### Source records
********************

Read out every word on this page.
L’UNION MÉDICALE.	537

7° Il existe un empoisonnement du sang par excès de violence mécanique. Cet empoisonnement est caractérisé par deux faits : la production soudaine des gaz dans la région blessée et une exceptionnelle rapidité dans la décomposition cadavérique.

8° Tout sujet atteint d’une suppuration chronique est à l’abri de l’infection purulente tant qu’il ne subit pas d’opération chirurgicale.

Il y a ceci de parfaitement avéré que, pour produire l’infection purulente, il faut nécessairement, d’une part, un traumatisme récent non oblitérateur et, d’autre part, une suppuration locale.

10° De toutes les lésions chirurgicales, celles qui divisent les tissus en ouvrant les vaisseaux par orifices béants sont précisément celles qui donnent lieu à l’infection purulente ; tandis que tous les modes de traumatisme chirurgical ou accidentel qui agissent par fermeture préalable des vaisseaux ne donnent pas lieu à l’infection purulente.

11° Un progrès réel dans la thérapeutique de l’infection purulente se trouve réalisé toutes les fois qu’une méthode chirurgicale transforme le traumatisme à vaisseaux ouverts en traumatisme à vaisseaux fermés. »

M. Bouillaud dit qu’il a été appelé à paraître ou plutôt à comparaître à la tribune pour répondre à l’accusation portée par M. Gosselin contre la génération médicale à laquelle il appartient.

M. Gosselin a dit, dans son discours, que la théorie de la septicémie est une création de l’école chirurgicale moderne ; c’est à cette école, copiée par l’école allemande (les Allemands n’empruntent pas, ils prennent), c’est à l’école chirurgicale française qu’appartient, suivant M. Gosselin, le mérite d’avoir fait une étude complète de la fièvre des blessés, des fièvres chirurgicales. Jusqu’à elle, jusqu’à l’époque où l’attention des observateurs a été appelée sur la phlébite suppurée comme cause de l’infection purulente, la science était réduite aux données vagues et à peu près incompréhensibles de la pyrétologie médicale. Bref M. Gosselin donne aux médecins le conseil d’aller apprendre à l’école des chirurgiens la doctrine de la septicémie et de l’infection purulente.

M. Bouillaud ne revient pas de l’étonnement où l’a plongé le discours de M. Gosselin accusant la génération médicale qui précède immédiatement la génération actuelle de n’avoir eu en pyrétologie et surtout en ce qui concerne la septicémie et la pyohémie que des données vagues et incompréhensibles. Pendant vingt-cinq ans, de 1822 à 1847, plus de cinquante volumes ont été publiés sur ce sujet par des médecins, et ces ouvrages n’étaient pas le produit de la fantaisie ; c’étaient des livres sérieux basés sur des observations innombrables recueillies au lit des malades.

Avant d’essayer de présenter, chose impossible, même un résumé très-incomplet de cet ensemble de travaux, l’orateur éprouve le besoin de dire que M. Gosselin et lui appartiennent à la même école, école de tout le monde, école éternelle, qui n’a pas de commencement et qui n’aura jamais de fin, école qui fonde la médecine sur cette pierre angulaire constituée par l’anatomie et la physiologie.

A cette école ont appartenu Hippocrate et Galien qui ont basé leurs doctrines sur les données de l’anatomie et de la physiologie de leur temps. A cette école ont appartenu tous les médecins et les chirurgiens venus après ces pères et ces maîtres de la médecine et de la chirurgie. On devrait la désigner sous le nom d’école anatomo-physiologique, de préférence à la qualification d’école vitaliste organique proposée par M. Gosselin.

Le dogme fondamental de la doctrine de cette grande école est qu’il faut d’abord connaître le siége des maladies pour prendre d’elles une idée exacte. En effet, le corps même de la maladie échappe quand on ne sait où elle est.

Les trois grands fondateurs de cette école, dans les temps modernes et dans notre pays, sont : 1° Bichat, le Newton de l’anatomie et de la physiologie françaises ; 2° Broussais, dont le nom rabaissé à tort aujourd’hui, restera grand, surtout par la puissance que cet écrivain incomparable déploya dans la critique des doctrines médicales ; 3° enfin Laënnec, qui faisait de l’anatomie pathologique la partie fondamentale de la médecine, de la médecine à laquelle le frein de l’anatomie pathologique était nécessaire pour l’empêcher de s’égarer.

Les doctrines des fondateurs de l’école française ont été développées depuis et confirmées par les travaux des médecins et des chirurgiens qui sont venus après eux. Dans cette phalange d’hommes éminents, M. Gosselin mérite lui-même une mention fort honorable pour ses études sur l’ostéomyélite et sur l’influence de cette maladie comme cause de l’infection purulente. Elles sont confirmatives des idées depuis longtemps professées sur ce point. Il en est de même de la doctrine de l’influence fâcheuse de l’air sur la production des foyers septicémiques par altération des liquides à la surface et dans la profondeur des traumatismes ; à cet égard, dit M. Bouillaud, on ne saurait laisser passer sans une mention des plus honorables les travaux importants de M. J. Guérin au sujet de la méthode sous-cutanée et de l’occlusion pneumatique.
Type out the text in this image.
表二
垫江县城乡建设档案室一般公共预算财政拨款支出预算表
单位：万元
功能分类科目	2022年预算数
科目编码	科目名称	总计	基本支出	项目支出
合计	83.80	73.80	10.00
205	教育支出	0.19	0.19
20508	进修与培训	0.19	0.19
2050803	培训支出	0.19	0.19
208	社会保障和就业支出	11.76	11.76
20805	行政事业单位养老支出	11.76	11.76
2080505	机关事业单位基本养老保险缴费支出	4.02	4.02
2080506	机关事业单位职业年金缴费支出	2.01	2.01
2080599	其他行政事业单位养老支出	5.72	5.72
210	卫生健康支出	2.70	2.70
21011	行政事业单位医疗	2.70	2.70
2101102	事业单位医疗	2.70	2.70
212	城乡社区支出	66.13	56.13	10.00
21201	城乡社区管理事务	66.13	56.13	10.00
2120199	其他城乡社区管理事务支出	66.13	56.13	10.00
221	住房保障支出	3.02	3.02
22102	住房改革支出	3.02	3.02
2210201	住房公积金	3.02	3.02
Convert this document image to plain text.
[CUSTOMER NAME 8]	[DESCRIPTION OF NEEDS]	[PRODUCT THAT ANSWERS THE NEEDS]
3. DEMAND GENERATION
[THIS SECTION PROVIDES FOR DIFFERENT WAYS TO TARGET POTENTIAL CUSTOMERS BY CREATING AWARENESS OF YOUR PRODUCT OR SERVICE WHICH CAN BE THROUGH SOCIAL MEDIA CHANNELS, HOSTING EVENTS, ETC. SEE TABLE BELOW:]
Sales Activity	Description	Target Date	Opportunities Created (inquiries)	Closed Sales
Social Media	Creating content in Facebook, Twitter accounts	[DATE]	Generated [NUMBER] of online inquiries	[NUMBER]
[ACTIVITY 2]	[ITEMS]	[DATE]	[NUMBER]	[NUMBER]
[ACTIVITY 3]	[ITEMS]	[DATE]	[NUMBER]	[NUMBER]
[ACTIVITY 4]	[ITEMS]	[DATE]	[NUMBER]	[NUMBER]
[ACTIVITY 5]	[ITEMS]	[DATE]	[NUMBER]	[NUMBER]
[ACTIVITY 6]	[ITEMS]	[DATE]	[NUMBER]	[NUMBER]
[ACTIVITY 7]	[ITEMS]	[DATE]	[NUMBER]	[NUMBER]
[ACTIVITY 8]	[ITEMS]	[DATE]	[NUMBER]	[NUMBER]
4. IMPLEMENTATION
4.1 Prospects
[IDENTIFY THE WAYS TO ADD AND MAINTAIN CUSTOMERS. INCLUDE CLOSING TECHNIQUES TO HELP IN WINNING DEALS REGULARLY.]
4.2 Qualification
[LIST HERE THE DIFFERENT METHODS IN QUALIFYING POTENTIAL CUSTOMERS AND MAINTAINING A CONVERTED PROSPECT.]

********************

### Problem to solve
Within the listing above, find every line containing the string "ITEMS" and return it.

### Response to this task
[ACTIVITY 2]	[ITEMS]	[DATE]	[NUMBER]	[NUMBER]
[ACTIVITY 3]	[ITEMS]	[DATE]	[NUMBER]	[NUMBER]
[ACTIVITY 4]	[ITEMS]	[DATE]	[NUMBER]	[NUMBER]
[ACTIVITY 5]	[ITEMS]	[DATE]	[NUMBER]	[NUMBER]
[ACTIVITY 6]	[ITEMS]	[DATE]	[NUMBER]	[NUMBER]
[ACTIVITY 7]	[ITEMS]	[DATE]	[NUMBER]	[NUMBER]
[ACTIVITY 8]	[ITEMS]	[DATE]	[NUMBER]	[NUMBER]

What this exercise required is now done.